[Start]
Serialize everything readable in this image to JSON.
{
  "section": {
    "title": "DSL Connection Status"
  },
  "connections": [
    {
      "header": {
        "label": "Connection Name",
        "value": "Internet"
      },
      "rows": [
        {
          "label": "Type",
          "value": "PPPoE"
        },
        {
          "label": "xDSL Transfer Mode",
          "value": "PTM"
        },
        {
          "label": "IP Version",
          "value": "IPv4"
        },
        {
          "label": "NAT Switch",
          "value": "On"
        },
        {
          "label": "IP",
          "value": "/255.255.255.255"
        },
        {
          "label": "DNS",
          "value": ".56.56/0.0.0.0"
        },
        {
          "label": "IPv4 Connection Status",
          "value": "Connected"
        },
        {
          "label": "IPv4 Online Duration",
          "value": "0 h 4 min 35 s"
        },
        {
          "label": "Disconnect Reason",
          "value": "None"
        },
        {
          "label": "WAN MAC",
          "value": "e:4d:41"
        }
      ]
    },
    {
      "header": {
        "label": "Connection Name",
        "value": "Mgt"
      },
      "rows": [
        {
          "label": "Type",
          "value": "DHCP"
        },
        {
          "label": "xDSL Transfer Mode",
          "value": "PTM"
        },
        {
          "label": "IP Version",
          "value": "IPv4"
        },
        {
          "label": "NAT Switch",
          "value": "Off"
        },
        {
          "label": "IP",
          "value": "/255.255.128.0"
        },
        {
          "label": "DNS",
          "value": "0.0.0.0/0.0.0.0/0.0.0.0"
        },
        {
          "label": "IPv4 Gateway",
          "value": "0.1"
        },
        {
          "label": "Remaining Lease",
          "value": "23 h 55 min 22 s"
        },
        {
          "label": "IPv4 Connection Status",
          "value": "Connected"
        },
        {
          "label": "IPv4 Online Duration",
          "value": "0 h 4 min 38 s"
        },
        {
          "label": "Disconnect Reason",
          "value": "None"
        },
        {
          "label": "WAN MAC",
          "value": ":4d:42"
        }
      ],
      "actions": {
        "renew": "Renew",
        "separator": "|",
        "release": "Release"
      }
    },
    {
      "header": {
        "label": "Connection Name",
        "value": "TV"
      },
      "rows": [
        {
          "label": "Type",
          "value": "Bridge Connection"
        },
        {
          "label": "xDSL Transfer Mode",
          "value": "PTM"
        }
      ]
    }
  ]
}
[End]
What is asked
All of the data shown above must be copied exactly.

Finished answer
Serialize everything readable in this image to JSON.
{
  "section": {
    "title": "DSL Connection Status"
  },
  "connections": [
    {
      "header": {
        "label": "Connection Name",
        "value": "Internet"
      },
      "rows": [
        {
          "label": "Type",
          "value": "PPPoE"
        },
        {
          "label": "xDSL Transfer Mode",
          "value": "PTM"
        },
        {
          "label": "IP Version",
          "value": "IPv4"
        },
        {
          "label": "NAT Switch",
          "value": "On"
        },
        {
          "label": "IP",
          "value": "/255.255.255.255"
        },
        {
          "label": "DNS",
          "value": ".56.56/0.0.0.0"
        },
        {
          "label": "IPv4 Connection Status",
          "value": "Connected"
        },
        {
          "label": "IPv4 Online Duration",
          "value": "0 h 4 min 35 s"
        },
        {
          "label": "Disconnect Reason",
          "value": "None"
        },
        {
          "label": "WAN MAC",
          "value": "e:4d:41"
        }
      ]
    },
    {
      "header": {
        "label": "Connection Name",
        "value": "Mgt"
      },
      "rows": [
        {
          "label": "Type",
          "value": "DHCP"
        },
        {
          "label": "xDSL Transfer Mode",
          "value": "PTM"
        },
        {
          "label": "IP Version",
          "value": "IPv4"
        },
        {
          "label": "NAT Switch",
          "value": "Off"
        },
        {
          "label": "IP",
          "value": "/255.255.128.0"
        },
        {
          "label": "DNS",
          "value": "0.0.0.0/0.0.0.0/0.0.0.0"
        },
        {
          "label": "IPv4 Gateway",
          "value": "0.1"
        },
        {
          "label": "Remaining Lease",
          "value": "23 h 55 min 22 s"
        },
        {
          "label": "IPv4 Connection Status",
          "value": "Connected"
        },
        {
          "label": "IPv4 Online Duration",
          "value": "0 h 4 min 38 s"
        },
        {
          "label": "Disconnect Reason",
          "value": "None"
        },
        {
          "label": "WAN MAC",
          "value": ":4d:42"
        }
      ],
      "actions": {
        "renew": "Renew",
        "separator": "|",
        "release": "Release"
      }
    },
    {
      "header": {
        "label": "Connection Name",
        "value": "TV"
      },
      "rows": [
        {
          "label": "Type",
          "value": "Bridge Connection"
        },
        {
          "label": "xDSL Transfer Mode",
          "value": "PTM"
        }
      ]
    }
  ]
}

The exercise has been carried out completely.